GOAL →
Report the count of lines where the string "highlight" appears, and nothing else.

GIVEN ENTRIES →
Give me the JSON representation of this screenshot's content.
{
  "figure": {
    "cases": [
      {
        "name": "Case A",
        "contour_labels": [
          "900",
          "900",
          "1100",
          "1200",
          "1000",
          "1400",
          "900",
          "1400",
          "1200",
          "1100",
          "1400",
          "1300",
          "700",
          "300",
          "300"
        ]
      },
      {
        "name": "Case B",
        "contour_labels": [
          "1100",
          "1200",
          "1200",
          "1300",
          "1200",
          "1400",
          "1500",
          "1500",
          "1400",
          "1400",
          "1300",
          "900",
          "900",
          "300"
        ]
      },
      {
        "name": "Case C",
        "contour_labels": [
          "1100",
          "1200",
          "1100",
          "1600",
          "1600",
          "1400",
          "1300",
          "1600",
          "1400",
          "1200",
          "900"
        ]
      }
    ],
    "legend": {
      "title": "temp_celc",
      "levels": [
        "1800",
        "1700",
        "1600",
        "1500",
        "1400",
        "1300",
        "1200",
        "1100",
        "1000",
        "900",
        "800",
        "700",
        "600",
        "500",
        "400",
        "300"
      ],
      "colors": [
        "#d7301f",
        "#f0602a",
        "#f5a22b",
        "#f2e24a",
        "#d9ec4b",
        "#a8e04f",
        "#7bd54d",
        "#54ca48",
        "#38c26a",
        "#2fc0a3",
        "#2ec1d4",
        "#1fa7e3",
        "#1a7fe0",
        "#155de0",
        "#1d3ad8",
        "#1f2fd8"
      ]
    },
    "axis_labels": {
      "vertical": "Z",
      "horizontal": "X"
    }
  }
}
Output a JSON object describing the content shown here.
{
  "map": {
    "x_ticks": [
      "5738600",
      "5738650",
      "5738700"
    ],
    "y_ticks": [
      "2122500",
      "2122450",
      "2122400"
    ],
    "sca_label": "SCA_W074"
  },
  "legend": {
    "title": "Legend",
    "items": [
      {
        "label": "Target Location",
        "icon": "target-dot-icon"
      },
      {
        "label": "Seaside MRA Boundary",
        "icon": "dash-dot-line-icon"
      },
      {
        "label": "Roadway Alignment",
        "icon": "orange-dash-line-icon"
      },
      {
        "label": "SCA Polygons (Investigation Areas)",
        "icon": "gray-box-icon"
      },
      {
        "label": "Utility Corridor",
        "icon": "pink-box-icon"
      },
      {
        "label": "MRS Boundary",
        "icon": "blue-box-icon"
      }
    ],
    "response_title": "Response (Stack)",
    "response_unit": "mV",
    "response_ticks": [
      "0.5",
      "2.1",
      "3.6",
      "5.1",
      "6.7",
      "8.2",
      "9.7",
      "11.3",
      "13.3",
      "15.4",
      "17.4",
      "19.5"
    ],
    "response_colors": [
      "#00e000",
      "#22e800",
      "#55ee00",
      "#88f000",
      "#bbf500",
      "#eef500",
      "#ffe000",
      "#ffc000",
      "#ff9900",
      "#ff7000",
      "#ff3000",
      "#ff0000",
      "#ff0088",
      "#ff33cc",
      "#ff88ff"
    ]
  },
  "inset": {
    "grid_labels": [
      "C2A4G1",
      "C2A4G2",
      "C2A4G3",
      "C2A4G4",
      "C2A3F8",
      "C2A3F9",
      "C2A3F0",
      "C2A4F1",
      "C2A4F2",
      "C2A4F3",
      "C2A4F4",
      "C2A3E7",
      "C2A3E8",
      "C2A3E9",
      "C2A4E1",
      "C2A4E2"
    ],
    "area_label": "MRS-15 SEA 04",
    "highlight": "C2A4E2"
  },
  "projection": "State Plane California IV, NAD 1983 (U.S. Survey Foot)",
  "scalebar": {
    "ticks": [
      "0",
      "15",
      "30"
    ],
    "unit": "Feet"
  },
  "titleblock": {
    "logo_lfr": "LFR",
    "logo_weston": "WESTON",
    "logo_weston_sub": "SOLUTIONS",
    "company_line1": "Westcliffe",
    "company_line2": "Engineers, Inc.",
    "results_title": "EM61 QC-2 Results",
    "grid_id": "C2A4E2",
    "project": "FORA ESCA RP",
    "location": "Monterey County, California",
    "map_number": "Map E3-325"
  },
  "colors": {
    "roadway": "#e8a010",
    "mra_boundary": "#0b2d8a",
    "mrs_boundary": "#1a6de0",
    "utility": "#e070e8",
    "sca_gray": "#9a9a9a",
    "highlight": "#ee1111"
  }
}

RESPONSE →
2